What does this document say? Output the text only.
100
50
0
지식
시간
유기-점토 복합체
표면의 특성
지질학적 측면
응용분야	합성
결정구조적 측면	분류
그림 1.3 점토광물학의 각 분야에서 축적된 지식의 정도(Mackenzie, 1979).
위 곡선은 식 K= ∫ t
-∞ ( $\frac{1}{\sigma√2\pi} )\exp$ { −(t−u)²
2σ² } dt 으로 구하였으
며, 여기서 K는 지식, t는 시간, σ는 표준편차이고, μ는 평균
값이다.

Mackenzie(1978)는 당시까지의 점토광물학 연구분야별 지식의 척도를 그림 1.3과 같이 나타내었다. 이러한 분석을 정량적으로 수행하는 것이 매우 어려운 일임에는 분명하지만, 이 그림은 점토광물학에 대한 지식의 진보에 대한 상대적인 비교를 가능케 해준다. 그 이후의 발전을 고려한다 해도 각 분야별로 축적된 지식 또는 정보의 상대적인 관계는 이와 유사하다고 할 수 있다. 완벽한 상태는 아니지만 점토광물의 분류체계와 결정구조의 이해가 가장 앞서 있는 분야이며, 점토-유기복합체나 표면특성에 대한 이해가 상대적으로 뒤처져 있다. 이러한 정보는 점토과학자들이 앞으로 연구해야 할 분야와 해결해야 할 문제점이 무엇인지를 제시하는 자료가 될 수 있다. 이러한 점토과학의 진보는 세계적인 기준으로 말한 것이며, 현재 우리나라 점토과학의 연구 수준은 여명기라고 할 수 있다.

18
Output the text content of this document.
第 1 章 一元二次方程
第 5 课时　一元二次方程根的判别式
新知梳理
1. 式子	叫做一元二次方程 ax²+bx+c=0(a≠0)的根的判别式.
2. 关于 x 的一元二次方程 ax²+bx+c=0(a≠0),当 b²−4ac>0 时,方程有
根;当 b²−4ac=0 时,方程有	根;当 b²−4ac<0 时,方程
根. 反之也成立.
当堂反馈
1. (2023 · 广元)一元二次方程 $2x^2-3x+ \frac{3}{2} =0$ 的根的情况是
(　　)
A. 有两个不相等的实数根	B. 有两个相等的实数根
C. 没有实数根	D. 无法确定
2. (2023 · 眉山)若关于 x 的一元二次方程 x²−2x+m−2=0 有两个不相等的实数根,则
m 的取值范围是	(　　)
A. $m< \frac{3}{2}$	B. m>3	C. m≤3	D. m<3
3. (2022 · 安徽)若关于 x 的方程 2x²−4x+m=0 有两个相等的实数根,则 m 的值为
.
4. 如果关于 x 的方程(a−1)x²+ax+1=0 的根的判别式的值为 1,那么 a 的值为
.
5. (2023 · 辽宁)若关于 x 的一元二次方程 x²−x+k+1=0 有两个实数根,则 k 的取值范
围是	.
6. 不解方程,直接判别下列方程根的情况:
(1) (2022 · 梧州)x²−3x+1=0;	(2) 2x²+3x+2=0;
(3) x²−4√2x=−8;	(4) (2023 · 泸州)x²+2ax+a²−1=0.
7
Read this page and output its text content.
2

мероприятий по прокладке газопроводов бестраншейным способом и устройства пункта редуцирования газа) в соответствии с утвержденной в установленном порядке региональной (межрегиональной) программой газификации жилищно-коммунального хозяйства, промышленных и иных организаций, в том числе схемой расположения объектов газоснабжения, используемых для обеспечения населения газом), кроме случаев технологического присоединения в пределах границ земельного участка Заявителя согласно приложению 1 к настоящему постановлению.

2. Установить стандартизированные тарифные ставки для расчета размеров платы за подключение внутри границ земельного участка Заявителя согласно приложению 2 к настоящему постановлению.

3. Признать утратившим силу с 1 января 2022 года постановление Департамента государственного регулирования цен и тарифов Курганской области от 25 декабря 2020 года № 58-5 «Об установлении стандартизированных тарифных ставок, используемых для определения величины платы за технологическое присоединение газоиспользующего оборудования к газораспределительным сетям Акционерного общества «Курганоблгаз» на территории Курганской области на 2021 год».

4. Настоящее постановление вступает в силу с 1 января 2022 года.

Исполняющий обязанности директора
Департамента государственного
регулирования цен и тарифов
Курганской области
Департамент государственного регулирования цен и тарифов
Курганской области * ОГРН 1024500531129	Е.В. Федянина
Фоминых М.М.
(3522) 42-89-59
+ + + +
● Work instructions
Copy every line above in which the string "有两个相等的实数根" shows up.

● Full response
A. 有两个不相等的实数根	B. 有两个相等的实数根
3. (2022 · 安徽)若关于 x 的方程 2x²−4x+m=0 有两个相等的实数根,则 m 的值为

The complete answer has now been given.